● TASK TO COMPLETE
Give the number of lines containing "万亿日元" in this listing, with no other words.

— Begin DATA IN THIS EXERCISE —

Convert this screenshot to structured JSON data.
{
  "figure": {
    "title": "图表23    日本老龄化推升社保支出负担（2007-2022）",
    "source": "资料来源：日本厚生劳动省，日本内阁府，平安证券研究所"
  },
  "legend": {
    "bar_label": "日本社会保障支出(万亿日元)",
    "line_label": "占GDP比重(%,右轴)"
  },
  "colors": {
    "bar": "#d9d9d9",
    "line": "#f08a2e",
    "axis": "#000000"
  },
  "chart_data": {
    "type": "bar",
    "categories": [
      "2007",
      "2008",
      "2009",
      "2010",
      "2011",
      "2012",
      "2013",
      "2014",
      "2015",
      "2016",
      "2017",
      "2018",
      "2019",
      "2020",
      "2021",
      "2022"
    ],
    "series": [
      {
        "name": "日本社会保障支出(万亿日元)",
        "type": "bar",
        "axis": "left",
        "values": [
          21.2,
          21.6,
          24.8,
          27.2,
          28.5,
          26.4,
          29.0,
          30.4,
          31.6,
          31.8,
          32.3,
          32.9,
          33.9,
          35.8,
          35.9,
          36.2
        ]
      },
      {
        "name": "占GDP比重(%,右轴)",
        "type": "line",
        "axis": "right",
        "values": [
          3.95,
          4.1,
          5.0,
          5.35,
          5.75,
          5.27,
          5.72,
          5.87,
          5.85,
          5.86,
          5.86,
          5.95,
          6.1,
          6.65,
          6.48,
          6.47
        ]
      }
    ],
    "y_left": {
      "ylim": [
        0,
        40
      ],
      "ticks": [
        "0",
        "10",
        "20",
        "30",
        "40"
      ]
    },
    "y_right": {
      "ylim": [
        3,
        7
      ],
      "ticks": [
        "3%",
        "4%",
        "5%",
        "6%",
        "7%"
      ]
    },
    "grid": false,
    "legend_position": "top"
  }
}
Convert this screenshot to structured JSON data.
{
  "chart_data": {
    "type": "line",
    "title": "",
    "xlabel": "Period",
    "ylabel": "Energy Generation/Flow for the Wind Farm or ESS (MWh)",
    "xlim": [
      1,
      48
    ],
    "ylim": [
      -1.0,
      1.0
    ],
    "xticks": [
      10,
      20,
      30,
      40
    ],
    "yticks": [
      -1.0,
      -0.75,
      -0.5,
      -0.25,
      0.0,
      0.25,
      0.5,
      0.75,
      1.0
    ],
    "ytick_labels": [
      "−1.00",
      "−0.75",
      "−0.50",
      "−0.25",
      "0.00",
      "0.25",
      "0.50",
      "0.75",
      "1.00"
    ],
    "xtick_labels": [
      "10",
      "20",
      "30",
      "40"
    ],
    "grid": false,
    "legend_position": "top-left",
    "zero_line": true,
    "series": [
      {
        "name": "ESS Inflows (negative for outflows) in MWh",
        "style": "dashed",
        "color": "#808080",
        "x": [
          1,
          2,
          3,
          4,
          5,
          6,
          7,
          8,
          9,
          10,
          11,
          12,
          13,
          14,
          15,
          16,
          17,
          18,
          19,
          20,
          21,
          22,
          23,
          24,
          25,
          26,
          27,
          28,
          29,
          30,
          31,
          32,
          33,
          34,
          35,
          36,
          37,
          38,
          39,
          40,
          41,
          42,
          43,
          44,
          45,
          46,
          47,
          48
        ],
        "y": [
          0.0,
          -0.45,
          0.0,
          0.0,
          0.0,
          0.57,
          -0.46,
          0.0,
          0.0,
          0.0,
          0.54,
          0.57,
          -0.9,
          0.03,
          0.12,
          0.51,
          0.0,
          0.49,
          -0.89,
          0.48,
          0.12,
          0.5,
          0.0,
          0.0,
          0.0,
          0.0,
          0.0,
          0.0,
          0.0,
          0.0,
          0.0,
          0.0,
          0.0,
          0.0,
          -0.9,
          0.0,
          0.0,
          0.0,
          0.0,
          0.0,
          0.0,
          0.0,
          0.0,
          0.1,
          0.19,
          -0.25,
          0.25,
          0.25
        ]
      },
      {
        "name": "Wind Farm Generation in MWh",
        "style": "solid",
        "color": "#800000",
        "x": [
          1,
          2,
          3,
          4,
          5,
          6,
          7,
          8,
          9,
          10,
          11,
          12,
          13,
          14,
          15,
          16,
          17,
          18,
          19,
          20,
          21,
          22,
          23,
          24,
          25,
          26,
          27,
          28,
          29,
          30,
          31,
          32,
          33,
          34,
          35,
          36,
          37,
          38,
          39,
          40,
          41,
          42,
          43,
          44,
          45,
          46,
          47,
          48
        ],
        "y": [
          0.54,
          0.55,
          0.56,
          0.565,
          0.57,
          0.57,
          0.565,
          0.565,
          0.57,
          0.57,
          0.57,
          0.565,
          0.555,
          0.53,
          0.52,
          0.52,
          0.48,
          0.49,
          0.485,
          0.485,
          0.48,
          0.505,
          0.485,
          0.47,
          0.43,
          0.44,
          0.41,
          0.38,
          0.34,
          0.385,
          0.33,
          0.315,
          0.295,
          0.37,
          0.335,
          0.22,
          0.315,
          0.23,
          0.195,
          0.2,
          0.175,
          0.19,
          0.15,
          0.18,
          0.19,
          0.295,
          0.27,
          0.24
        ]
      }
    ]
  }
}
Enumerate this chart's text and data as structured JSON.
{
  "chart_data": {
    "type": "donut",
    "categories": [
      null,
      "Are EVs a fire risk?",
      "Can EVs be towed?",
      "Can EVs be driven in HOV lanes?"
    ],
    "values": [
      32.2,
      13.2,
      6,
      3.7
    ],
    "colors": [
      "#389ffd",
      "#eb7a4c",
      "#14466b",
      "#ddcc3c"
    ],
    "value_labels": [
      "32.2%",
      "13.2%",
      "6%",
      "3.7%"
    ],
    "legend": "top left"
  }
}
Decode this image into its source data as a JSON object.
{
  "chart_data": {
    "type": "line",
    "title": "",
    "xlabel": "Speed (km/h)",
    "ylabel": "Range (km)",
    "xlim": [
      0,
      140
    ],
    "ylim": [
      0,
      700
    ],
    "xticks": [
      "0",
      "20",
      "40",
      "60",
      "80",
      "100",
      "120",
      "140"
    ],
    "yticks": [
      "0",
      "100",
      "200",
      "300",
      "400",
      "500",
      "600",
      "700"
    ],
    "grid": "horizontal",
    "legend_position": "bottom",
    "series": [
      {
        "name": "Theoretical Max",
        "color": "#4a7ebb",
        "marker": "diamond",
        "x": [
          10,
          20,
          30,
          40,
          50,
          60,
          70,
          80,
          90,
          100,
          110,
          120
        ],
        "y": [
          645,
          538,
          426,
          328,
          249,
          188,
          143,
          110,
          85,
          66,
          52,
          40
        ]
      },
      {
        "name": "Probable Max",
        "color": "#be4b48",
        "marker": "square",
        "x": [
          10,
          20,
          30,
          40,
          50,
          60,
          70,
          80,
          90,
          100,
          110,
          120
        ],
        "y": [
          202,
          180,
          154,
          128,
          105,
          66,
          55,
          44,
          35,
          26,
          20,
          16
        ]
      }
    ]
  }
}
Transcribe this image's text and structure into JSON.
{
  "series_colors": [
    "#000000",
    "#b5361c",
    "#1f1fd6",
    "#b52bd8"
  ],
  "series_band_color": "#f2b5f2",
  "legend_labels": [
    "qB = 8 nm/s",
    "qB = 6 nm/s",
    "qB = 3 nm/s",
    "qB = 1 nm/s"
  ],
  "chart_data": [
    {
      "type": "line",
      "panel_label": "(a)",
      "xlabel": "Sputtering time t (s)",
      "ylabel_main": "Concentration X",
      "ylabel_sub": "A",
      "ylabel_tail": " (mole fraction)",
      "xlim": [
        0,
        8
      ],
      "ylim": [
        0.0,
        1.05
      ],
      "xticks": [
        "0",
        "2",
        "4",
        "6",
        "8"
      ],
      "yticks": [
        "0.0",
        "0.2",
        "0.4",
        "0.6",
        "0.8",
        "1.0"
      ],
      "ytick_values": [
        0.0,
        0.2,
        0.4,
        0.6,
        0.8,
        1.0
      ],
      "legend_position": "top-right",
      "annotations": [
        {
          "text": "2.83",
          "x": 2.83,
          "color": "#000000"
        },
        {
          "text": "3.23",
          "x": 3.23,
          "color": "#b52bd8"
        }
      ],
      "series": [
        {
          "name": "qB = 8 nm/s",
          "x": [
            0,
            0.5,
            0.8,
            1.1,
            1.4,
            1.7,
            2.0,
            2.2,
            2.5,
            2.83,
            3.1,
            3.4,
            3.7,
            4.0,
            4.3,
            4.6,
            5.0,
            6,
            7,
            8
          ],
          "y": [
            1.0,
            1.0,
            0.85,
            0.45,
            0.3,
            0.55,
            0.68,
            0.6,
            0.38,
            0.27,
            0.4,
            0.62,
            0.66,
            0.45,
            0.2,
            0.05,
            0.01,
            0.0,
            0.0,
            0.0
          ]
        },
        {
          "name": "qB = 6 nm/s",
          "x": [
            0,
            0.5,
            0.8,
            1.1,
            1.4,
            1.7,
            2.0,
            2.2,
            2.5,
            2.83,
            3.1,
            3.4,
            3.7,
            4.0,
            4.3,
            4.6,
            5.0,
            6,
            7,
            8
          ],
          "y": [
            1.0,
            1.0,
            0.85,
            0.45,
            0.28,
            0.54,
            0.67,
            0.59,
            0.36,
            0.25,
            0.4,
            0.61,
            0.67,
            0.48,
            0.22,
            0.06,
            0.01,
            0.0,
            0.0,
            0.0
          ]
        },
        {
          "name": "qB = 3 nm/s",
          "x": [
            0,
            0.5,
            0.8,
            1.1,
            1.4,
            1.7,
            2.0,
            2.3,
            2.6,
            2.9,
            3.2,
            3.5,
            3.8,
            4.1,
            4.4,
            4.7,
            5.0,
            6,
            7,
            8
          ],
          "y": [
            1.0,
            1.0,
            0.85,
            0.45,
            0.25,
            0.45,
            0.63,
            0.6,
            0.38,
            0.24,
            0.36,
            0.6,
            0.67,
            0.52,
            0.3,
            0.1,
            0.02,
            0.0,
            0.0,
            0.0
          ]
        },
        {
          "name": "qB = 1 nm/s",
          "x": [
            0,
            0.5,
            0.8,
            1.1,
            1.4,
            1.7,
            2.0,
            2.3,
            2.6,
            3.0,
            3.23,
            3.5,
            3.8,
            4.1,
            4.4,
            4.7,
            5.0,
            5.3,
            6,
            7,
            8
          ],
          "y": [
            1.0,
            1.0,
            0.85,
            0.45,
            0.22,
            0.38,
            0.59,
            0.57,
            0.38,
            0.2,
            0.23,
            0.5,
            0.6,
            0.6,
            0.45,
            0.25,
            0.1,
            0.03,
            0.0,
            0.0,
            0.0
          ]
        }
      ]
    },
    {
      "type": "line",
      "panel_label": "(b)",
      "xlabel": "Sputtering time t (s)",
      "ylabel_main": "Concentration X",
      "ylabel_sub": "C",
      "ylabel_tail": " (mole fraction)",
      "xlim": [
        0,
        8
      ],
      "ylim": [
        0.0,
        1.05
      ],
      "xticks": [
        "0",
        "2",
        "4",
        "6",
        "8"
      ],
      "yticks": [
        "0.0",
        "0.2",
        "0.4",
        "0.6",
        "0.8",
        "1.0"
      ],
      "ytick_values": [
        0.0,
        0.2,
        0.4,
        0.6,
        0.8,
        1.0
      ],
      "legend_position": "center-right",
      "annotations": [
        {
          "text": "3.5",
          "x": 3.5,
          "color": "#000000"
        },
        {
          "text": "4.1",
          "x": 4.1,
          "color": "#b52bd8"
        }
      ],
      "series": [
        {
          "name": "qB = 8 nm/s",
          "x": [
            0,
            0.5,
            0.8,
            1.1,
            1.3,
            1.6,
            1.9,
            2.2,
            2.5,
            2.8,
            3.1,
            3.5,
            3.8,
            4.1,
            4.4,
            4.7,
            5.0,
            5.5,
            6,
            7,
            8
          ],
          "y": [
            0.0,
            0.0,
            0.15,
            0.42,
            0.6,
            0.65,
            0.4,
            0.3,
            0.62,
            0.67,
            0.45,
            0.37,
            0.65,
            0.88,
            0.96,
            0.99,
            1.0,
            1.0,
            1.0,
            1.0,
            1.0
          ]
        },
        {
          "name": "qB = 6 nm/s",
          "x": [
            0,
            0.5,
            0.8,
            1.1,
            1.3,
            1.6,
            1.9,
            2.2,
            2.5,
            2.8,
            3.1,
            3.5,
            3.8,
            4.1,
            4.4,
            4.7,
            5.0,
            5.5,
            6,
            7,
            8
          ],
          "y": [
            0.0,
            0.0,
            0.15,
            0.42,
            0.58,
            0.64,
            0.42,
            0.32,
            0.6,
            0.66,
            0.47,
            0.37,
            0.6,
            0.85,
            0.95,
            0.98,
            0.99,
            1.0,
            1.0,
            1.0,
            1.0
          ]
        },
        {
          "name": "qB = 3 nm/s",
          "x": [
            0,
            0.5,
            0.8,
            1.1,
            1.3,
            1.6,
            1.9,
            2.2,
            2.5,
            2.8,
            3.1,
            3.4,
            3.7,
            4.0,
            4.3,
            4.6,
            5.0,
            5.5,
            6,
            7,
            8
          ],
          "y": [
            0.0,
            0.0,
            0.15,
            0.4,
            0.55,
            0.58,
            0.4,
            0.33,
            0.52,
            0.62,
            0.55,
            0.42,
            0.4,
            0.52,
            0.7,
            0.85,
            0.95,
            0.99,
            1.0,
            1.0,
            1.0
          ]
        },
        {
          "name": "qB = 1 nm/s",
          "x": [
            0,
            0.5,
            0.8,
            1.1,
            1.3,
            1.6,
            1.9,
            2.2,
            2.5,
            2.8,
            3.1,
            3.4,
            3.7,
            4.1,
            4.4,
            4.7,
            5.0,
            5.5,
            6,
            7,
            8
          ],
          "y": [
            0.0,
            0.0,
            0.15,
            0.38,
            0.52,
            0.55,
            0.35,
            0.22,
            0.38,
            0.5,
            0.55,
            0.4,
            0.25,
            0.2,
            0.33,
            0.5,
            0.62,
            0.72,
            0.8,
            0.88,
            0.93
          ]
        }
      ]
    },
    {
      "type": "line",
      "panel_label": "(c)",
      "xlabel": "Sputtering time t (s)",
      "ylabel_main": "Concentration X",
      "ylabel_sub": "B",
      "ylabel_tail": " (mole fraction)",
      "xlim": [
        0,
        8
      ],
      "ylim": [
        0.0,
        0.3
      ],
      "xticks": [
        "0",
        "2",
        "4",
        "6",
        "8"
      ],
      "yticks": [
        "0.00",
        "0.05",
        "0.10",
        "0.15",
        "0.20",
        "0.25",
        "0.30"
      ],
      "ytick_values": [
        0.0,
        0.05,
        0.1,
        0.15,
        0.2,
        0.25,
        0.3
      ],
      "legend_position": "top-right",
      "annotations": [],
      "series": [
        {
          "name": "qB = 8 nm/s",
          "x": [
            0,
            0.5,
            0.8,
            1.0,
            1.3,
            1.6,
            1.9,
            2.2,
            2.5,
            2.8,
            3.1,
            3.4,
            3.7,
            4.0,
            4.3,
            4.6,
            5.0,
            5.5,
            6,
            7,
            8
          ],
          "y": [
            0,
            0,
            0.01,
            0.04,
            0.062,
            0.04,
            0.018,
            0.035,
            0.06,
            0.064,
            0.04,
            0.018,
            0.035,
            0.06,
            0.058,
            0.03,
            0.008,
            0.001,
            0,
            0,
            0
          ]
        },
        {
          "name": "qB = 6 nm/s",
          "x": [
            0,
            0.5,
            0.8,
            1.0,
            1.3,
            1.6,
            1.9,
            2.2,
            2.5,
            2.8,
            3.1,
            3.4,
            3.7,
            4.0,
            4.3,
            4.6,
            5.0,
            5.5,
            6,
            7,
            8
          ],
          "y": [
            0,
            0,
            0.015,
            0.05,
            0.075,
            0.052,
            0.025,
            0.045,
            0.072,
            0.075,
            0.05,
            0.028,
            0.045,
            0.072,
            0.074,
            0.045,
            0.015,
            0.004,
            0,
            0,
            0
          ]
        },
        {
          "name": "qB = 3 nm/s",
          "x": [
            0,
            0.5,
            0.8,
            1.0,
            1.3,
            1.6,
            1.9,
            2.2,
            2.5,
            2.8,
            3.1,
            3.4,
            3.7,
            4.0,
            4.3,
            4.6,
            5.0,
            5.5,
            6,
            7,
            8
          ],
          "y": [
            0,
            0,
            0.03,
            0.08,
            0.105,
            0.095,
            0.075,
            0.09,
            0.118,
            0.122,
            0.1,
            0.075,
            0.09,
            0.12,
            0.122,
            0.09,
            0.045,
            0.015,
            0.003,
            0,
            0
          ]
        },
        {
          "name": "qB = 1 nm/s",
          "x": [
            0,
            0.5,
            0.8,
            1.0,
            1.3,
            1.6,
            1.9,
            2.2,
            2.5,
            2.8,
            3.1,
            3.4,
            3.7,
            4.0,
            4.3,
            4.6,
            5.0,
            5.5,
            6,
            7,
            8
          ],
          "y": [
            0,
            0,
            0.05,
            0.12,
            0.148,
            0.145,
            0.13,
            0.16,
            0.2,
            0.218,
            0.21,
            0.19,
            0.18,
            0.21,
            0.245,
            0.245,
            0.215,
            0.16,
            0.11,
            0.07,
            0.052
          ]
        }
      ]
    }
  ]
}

— End DATA IN THIS EXERCISE —

● ANSWER FOR THIS EXERCISE
2